## DESCRIPTION OF THE TASK
Copy every record exactly, and keep the pictures out.
### RECORDS FOR PROCESSING ###
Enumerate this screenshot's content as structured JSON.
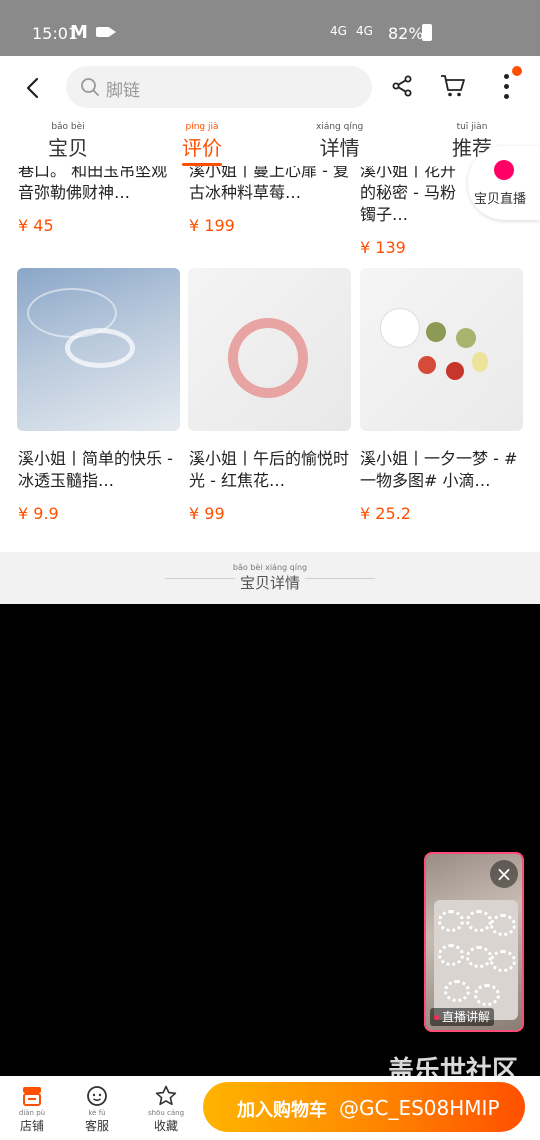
{
  "status_bar": {
    "time": "15:01",
    "mail_icon": "M",
    "network1": "4G",
    "network2": "4G",
    "battery": "82%"
  },
  "search": {
    "placeholder": "脚链"
  },
  "tabs": [
    {
      "label": "宝贝",
      "pinyin": "bǎo bèi",
      "active": false
    },
    {
      "label": "评价",
      "pinyin": "píng jià",
      "active": true
    },
    {
      "label": "详情",
      "pinyin": "xiáng qíng",
      "active": false
    },
    {
      "label": "推荐",
      "pinyin": "tuī jiàn",
      "active": false
    }
  ],
  "products": [
    {
      "name": "巷口。 和田玉吊坠观音弥勒佛财神…",
      "price": "¥ 45"
    },
    {
      "name": "溪小姐丨蔓上心扉 - 复古冰种料草莓…",
      "price": "¥ 199"
    },
    {
      "name": "溪小姐丨花开的秘密 - 马粉镯子…",
      "price": "¥ 139"
    },
    {
      "name": "溪小姐丨简单的快乐 - 冰透玉髓指…",
      "price": "¥ 9.9"
    },
    {
      "name": "溪小姐丨午后的愉悦时光 - 红焦花…",
      "price": "¥ 99"
    },
    {
      "name": "溪小姐丨一夕一梦 - #一物多图# 小滴…",
      "price": "¥ 25.2"
    }
  ],
  "floating": {
    "label": "宝贝直播"
  },
  "detail_header": {
    "title": "宝贝详情",
    "pinyin": "bǎo bèi xiáng qíng"
  },
  "live": {
    "tag": "直播讲解",
    "close": "×"
  },
  "watermark": "盖乐世社区",
  "bottom": {
    "shop": {
      "label": "店铺",
      "pinyin": "diàn pù"
    },
    "service": {
      "label": "客服",
      "pinyin": "kè fú"
    },
    "favorite": {
      "label": "收藏",
      "pinyin": "shōu cáng"
    },
    "add_cart": "加入购物车",
    "buy": "@GC_ES08HMIP"
  },
  "colors": {
    "accent": "#ff5000",
    "live_border": "#ff4d7a"
  }
}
###
## FULL SOLUTION
Enumerate this screenshot's content as structured JSON.
{
  "status_bar": {
    "time": "15:01",
    "mail_icon": "M",
    "network1": "4G",
    "network2": "4G",
    "battery": "82%"
  },
  "search": {
    "placeholder": "脚链"
  },
  "tabs": [
    {
      "label": "宝贝",
      "pinyin": "bǎo bèi",
      "active": false
    },
    {
      "label": "评价",
      "pinyin": "píng jià",
      "active": true
    },
    {
      "label": "详情",
      "pinyin": "xiáng qíng",
      "active": false
    },
    {
      "label": "推荐",
      "pinyin": "tuī jiàn",
      "active": false
    }
  ],
  "products": [
    {
      "name": "巷口。 和田玉吊坠观音弥勒佛财神…",
      "price": "¥ 45"
    },
    {
      "name": "溪小姐丨蔓上心扉 - 复古冰种料草莓…",
      "price": "¥ 199"
    },
    {
      "name": "溪小姐丨花开的秘密 - 马粉镯子…",
      "price": "¥ 139"
    },
    {
      "name": "溪小姐丨简单的快乐 - 冰透玉髓指…",
      "price": "¥ 9.9"
    },
    {
      "name": "溪小姐丨午后的愉悦时光 - 红焦花…",
      "price": "¥ 99"
    },
    {
      "name": "溪小姐丨一夕一梦 - #一物多图# 小滴…",
      "price": "¥ 25.2"
    }
  ],
  "floating": {
    "label": "宝贝直播"
  },
  "detail_header": {
    "title": "宝贝详情",
    "pinyin": "bǎo bèi xiáng qíng"
  },
  "live": {
    "tag": "直播讲解",
    "close": "×"
  },
  "watermark": "盖乐世社区",
  "bottom": {
    "shop": {
      "label": "店铺",
      "pinyin": "diàn pù"
    },
    "service": {
      "label": "客服",
      "pinyin": "kè fú"
    },
    "favorite": {
      "label": "收藏",
      "pinyin": "shōu cáng"
    },
    "add_cart": "加入购物车",
    "buy": "@GC_ES08HMIP"
  },
  "colors": {
    "accent": "#ff5000",
    "live_border": "#ff4d7a"
  }
}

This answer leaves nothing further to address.